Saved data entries
+-------+

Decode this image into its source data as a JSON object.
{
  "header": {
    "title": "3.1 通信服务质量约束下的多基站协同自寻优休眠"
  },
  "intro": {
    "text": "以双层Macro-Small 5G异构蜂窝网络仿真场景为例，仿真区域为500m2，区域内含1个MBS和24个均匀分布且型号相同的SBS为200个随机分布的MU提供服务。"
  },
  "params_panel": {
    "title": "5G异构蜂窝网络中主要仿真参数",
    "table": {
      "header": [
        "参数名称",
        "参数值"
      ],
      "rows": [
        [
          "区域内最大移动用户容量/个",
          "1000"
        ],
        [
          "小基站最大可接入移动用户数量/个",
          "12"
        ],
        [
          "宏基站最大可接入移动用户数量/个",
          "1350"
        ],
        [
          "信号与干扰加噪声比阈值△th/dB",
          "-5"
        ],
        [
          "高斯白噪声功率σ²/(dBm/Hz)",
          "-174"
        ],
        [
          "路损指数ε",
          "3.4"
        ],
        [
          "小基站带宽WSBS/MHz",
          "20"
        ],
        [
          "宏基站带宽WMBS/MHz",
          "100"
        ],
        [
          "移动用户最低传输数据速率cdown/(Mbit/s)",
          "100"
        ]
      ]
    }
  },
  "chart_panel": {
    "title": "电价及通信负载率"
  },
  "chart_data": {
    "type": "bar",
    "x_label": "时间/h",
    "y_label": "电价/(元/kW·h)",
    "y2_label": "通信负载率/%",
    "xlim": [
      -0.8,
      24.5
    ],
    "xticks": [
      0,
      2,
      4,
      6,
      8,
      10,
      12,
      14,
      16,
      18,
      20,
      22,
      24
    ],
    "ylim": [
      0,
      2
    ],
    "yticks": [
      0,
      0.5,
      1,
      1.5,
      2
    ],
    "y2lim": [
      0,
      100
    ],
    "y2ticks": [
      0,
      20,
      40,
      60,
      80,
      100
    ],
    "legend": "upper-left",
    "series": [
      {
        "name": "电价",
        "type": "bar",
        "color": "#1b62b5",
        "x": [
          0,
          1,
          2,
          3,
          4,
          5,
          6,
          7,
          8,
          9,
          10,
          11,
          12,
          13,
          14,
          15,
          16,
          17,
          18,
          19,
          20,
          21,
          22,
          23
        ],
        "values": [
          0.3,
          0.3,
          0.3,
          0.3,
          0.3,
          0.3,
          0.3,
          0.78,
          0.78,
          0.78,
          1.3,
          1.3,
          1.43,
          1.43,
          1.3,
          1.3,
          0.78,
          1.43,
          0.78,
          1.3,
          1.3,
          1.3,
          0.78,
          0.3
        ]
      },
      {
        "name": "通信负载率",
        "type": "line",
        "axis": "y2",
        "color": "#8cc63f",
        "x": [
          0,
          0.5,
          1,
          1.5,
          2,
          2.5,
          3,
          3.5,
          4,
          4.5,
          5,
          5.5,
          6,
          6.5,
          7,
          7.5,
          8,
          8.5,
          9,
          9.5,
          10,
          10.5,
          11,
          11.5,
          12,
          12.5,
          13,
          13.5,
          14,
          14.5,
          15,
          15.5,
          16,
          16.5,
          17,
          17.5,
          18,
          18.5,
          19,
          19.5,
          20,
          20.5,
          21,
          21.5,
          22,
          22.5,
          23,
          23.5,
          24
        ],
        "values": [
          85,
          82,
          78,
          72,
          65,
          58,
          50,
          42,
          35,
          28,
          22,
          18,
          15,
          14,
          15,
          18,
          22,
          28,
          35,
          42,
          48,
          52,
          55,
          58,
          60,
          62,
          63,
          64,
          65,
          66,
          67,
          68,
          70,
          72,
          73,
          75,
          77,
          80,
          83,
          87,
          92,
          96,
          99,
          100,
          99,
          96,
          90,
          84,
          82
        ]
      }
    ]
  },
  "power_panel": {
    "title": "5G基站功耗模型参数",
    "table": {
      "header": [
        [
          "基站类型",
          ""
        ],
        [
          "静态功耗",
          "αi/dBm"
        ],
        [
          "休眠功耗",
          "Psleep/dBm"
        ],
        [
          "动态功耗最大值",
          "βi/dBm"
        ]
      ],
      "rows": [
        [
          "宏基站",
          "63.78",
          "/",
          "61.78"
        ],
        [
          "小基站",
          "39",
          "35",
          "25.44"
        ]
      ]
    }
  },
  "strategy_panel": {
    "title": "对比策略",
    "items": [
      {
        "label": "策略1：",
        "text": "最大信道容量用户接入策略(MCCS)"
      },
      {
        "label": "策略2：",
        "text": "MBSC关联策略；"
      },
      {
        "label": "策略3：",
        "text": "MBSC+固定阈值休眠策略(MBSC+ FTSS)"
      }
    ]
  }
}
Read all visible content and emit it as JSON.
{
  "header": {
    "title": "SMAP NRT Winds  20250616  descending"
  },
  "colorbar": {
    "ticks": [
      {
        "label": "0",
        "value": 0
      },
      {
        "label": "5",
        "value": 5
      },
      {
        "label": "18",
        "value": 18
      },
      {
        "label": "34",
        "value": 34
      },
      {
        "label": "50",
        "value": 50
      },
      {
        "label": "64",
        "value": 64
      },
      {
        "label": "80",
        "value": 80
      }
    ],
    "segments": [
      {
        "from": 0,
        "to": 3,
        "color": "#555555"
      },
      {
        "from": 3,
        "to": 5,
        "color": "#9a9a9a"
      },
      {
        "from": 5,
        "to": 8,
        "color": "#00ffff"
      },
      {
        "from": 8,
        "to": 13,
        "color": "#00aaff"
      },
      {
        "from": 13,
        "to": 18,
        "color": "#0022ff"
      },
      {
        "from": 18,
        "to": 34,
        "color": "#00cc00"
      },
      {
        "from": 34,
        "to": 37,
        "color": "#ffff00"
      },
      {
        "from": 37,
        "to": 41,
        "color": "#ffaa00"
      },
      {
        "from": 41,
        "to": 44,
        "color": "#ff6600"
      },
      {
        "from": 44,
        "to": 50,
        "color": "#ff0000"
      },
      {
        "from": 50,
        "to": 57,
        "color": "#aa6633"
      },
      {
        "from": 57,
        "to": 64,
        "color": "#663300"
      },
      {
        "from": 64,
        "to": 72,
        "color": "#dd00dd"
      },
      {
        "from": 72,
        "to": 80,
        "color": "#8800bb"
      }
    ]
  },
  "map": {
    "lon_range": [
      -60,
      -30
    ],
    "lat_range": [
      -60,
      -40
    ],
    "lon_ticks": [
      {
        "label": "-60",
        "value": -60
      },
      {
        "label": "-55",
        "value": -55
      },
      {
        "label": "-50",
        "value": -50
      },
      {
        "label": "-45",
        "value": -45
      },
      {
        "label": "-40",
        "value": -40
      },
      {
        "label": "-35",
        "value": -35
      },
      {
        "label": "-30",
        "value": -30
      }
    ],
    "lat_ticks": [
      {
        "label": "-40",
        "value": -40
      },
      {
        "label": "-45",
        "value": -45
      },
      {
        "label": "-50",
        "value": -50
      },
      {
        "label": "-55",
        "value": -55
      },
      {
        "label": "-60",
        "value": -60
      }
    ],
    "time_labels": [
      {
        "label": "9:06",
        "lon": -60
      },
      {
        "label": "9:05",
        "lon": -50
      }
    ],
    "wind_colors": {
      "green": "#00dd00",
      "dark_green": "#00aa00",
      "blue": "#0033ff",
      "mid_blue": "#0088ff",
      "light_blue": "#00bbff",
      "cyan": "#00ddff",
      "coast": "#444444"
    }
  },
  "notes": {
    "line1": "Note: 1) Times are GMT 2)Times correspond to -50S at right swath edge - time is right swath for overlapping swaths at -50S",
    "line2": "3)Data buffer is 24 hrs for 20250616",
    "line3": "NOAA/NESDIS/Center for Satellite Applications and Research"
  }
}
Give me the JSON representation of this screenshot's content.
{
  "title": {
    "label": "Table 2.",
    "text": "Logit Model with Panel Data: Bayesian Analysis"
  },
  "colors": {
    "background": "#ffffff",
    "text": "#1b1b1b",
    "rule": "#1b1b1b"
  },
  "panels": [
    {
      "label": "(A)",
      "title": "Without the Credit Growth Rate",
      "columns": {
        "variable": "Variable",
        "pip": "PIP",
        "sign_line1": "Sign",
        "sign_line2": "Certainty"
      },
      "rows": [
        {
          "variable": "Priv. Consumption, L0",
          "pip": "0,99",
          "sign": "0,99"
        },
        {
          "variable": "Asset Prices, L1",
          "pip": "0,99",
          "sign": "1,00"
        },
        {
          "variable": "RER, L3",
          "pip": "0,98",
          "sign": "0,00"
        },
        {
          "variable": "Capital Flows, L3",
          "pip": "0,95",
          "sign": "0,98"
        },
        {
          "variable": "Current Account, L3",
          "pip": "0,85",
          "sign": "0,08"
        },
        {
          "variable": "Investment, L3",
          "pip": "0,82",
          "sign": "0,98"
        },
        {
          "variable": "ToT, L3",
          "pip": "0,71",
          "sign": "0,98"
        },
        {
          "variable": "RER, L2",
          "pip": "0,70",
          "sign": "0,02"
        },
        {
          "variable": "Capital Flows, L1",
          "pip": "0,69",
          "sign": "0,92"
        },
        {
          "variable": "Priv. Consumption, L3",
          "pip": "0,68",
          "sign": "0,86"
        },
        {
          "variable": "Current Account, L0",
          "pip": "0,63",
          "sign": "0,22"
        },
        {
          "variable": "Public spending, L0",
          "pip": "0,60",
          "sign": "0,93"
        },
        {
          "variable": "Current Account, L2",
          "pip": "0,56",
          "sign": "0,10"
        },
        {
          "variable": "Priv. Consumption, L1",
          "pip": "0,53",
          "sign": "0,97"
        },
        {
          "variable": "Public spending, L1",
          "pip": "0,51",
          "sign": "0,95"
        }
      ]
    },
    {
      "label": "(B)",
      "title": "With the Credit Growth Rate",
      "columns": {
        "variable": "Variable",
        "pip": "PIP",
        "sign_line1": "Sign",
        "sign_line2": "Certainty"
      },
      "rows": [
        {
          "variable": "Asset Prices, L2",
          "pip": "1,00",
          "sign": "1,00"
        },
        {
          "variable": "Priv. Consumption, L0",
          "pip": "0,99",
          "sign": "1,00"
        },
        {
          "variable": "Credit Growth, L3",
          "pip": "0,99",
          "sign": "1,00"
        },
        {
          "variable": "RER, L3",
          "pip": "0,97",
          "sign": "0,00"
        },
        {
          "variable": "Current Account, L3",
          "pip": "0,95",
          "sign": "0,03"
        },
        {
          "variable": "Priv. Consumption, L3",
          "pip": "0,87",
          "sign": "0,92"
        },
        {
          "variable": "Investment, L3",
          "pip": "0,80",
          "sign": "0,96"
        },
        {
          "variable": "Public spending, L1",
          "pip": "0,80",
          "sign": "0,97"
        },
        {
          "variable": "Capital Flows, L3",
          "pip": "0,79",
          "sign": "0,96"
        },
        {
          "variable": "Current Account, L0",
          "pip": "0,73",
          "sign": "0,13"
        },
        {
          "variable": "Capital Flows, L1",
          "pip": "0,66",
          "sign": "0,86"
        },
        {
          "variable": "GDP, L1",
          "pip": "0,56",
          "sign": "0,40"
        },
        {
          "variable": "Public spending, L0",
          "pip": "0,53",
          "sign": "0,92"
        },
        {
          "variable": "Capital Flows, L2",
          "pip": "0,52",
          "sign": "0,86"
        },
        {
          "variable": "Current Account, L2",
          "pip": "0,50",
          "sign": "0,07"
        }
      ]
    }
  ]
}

+-------+

| TASK STATEMENT |
How many of the lines above include the word "Asset"? Respond with the number alone.

| SOLUTION BELOW |
2